# [WHAT YOU NEED TO DO]
Take every line where the string "record" appears and copy it.

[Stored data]
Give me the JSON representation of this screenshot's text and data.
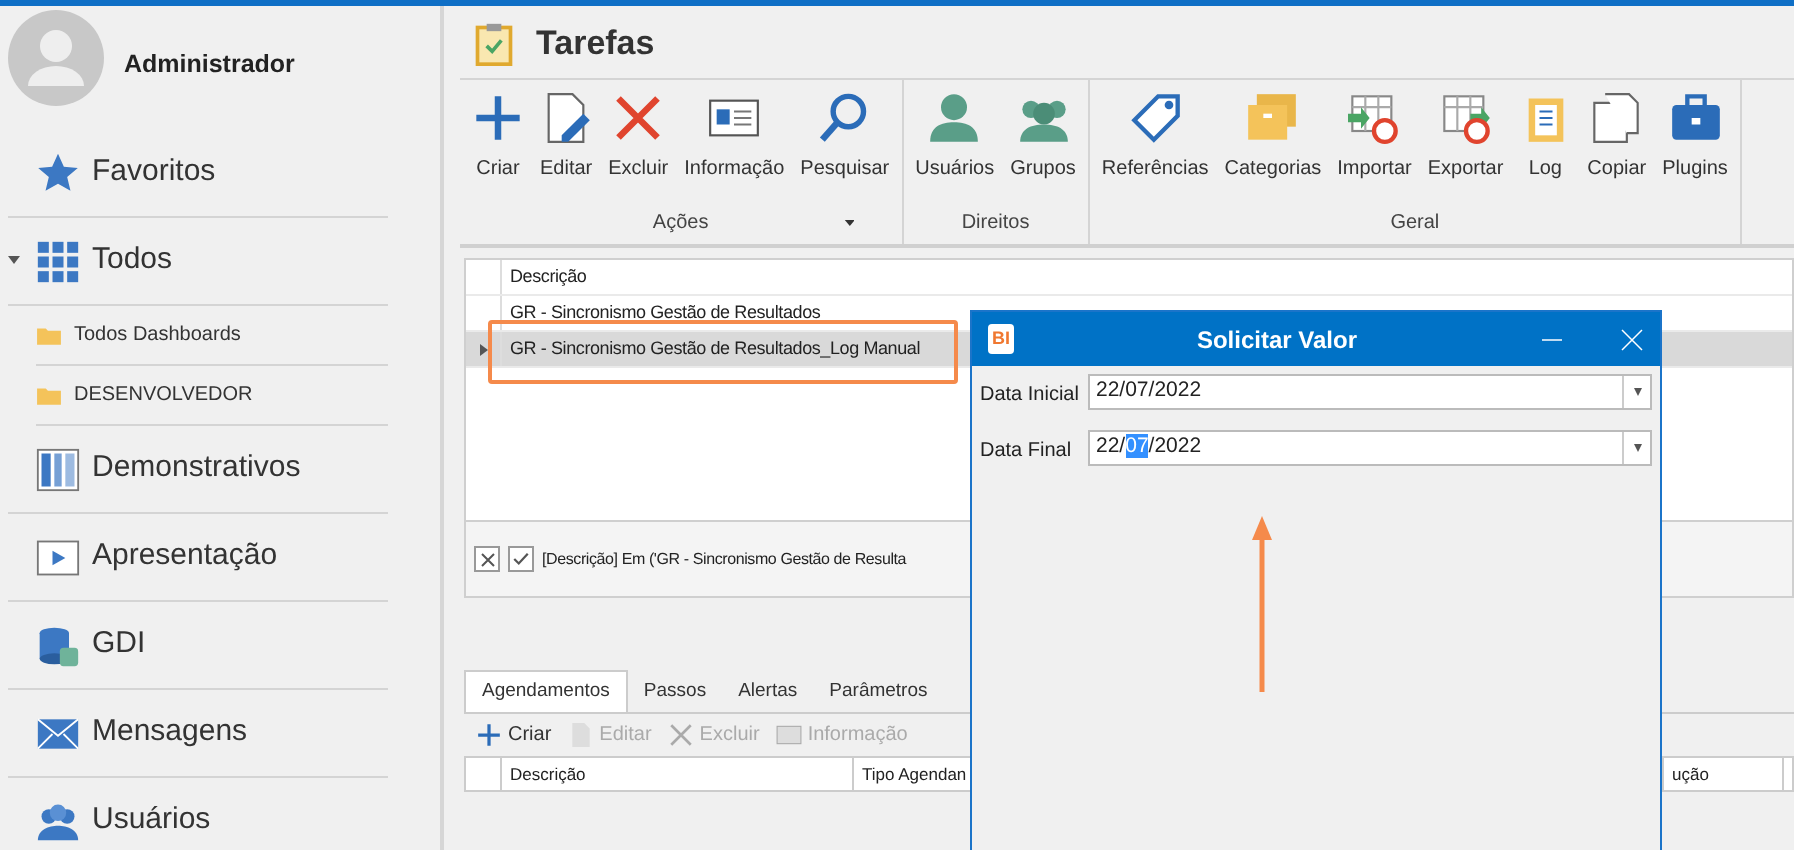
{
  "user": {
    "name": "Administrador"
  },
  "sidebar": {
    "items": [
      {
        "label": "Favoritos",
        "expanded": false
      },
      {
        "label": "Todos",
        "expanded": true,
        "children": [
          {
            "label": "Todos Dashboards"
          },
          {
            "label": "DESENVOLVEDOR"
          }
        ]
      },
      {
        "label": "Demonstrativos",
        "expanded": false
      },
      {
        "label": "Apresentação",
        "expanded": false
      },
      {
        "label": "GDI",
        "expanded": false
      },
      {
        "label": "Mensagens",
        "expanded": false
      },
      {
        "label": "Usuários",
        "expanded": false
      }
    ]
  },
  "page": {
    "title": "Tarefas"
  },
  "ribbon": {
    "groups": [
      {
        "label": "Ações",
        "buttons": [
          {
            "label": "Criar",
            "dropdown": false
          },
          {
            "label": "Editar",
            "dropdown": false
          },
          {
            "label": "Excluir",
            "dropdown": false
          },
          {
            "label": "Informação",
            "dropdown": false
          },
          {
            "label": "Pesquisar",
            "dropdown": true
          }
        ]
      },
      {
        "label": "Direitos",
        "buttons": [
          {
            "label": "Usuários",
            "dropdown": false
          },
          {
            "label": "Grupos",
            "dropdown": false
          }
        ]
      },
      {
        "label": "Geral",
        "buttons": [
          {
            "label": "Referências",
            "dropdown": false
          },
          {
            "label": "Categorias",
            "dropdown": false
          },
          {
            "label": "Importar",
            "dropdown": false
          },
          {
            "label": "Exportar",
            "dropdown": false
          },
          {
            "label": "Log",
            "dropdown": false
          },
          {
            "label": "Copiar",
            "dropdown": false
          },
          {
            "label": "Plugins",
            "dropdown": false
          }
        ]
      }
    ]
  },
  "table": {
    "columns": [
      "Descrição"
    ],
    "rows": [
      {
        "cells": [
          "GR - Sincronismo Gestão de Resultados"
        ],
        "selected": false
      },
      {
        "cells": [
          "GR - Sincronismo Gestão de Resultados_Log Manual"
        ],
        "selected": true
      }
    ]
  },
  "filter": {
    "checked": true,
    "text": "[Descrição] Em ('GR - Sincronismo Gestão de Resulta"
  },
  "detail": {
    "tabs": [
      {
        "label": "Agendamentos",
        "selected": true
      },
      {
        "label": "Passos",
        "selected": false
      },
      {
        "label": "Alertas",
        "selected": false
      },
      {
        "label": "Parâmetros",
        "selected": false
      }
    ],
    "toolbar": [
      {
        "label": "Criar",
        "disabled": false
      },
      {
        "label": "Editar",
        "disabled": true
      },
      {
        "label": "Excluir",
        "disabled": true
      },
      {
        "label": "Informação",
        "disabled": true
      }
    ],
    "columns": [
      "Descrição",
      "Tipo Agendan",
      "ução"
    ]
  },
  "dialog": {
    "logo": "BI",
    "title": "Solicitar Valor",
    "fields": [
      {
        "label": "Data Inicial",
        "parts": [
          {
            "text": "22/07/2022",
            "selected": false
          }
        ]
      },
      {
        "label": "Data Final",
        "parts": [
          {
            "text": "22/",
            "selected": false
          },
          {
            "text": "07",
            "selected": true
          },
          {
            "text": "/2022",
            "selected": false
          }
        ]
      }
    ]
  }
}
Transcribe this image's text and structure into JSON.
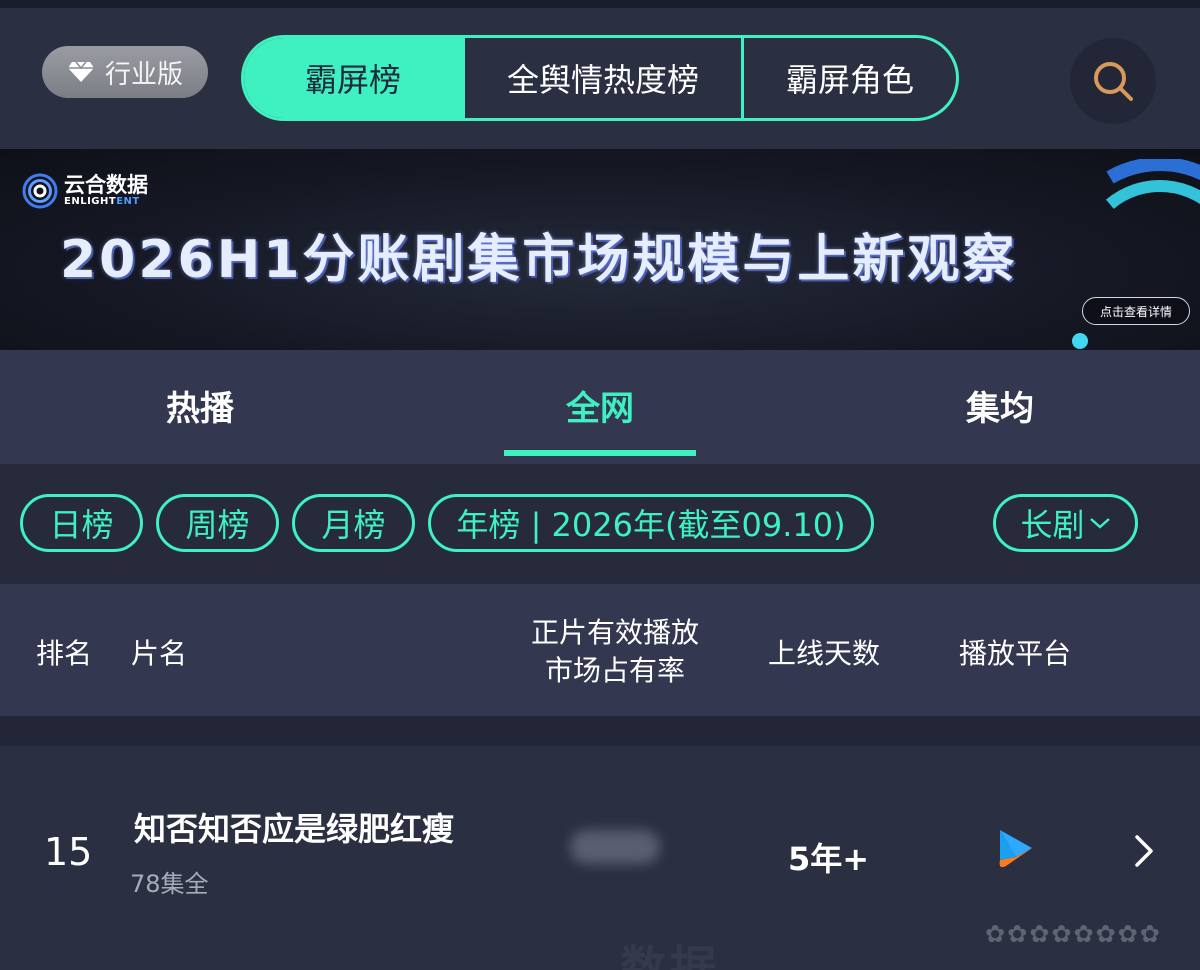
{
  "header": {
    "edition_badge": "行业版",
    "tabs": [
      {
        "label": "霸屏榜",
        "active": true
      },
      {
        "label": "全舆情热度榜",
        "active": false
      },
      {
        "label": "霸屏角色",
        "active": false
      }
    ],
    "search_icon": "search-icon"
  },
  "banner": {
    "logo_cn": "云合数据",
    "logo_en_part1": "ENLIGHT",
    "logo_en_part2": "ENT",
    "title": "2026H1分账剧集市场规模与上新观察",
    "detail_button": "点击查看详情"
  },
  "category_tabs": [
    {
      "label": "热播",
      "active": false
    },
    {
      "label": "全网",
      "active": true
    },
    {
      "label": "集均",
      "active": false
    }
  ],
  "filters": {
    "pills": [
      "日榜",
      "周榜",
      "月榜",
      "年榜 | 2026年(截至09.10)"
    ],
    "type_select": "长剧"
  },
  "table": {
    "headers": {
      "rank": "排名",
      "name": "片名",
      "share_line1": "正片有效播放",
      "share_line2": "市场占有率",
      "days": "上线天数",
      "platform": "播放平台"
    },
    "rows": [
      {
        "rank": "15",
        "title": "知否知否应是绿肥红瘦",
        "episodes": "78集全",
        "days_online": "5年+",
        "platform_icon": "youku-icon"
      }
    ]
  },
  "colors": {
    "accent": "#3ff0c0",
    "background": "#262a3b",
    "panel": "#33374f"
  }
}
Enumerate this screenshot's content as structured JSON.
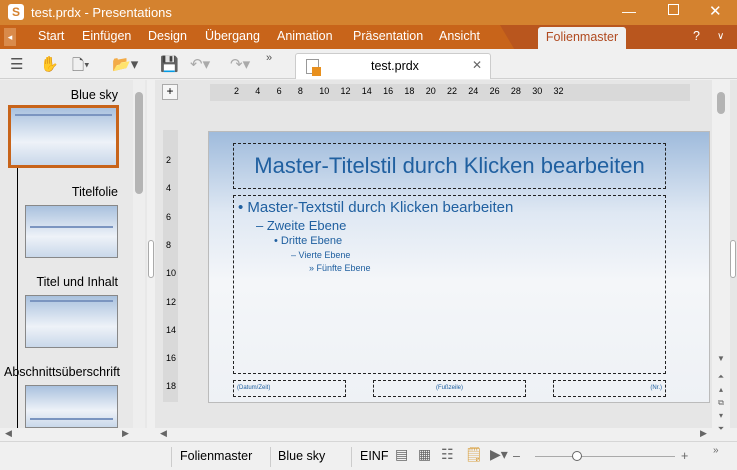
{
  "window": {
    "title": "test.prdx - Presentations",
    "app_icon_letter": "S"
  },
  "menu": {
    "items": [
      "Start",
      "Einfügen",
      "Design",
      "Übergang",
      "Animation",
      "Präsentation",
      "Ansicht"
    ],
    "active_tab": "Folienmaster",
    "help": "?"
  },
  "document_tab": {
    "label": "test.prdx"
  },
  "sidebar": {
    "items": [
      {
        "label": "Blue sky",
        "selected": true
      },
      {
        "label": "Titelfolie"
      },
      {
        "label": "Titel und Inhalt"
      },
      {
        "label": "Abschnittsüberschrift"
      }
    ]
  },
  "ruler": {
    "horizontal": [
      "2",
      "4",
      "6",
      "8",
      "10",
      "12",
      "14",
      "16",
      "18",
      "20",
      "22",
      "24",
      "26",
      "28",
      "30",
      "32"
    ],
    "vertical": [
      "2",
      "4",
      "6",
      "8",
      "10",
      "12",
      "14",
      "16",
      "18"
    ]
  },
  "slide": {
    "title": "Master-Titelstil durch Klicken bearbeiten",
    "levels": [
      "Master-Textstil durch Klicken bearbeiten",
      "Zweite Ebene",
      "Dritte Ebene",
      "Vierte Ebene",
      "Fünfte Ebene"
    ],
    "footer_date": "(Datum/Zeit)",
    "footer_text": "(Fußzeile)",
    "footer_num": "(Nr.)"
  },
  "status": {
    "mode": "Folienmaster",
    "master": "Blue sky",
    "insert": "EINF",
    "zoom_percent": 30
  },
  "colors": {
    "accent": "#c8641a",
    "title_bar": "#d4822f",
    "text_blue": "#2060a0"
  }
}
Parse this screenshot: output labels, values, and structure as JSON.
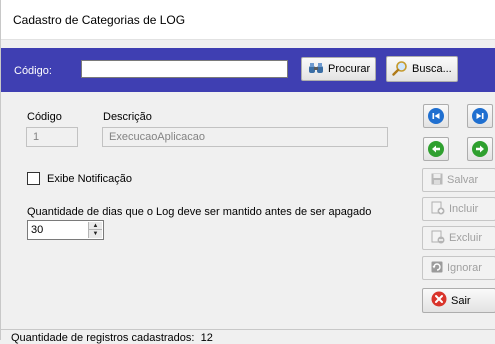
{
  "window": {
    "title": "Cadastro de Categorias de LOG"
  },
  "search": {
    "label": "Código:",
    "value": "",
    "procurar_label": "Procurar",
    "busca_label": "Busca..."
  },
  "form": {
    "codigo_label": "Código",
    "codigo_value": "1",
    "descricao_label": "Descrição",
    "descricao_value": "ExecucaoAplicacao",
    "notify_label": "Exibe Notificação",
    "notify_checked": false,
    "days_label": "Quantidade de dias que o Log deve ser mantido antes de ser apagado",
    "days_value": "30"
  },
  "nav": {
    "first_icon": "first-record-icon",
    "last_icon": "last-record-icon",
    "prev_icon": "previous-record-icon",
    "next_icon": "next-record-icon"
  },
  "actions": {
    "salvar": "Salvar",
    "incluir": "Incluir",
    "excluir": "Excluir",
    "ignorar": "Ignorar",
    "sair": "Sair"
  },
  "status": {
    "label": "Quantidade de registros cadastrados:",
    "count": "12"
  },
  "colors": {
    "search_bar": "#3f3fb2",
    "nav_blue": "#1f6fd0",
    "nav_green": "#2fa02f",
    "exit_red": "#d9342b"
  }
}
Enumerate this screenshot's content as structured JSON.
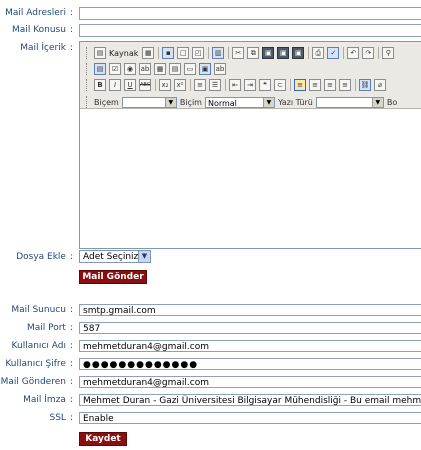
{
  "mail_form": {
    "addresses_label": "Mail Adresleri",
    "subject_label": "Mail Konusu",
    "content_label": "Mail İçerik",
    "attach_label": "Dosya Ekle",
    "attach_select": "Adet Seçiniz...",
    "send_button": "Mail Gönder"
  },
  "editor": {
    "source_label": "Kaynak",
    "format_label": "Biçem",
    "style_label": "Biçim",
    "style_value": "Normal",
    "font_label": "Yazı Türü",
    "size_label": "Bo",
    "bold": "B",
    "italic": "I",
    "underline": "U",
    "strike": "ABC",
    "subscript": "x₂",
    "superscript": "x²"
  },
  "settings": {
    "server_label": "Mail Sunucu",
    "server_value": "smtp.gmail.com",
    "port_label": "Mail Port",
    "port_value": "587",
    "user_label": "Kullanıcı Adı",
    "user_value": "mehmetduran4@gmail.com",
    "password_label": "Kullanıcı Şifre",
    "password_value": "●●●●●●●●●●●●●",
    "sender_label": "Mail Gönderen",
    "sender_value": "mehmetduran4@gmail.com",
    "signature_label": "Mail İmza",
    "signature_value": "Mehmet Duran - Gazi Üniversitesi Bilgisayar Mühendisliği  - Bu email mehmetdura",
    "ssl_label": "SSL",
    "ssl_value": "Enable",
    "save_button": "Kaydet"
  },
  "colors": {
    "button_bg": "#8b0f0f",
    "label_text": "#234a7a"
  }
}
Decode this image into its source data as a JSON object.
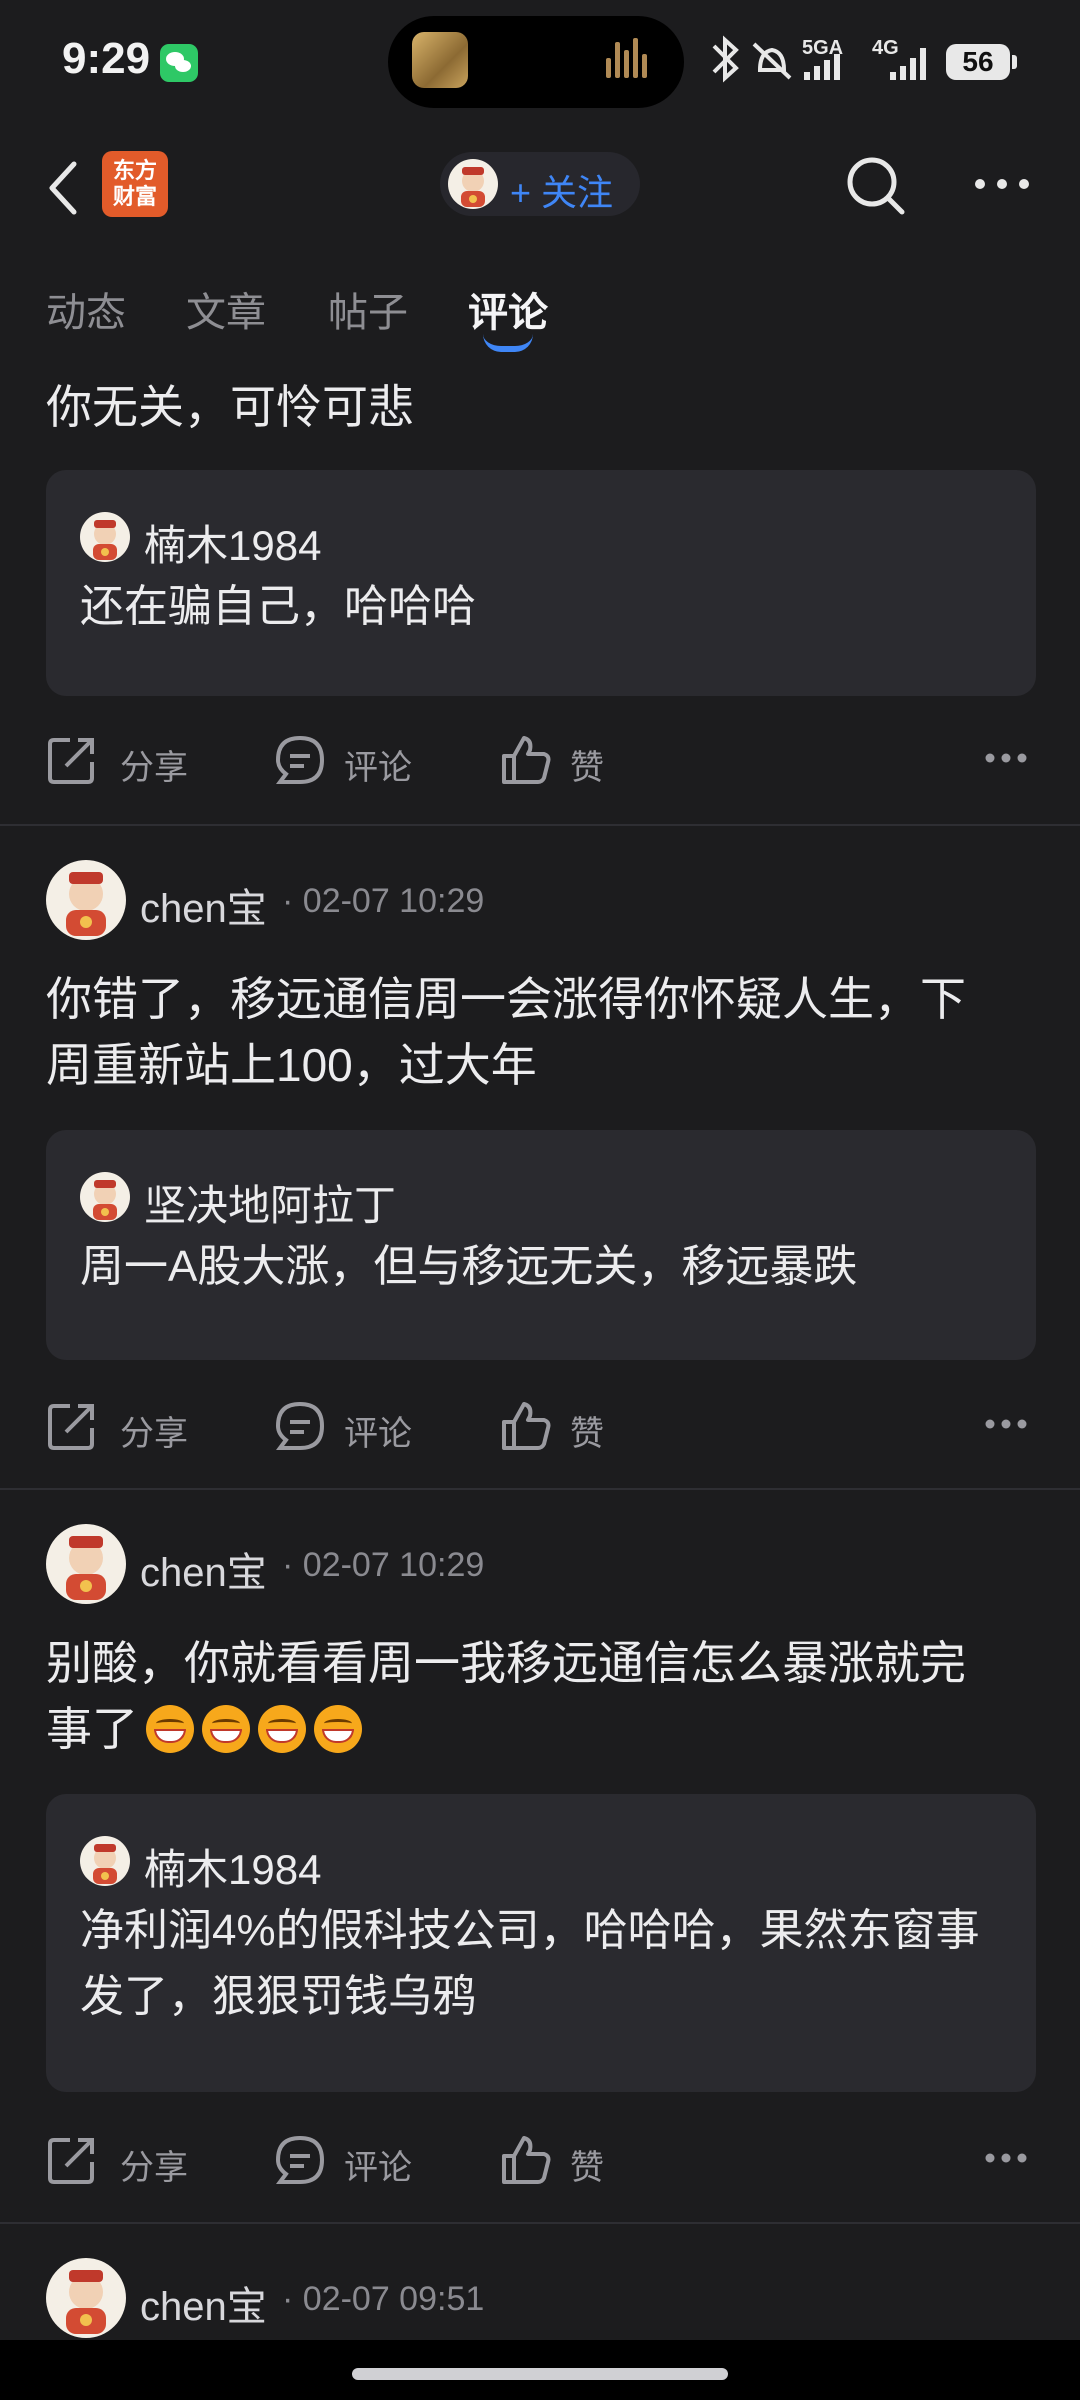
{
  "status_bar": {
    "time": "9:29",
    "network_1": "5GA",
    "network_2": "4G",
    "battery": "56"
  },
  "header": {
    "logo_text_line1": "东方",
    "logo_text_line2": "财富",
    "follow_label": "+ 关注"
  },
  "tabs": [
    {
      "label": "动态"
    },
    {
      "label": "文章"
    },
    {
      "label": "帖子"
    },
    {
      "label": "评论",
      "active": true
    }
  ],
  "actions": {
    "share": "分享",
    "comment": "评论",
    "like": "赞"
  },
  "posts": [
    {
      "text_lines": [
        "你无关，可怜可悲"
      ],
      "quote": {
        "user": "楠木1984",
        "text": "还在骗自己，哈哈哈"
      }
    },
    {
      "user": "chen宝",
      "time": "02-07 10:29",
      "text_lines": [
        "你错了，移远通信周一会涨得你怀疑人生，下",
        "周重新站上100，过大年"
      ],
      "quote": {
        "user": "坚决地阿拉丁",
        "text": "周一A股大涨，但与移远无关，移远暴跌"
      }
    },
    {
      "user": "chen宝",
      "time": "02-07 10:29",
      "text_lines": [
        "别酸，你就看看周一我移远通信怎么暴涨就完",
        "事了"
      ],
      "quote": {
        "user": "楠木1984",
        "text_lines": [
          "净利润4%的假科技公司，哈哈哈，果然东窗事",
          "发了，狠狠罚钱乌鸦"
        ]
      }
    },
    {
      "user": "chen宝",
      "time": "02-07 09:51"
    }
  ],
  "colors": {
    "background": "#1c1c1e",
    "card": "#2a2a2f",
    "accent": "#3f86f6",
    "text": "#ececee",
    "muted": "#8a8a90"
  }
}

# [FULL RESPONSE]
    "first_icon": "first-record-icon",
    "last_icon": "last-record-icon",
    "prev_icon": "previous-record-icon",
    "next_icon": "next-record-icon"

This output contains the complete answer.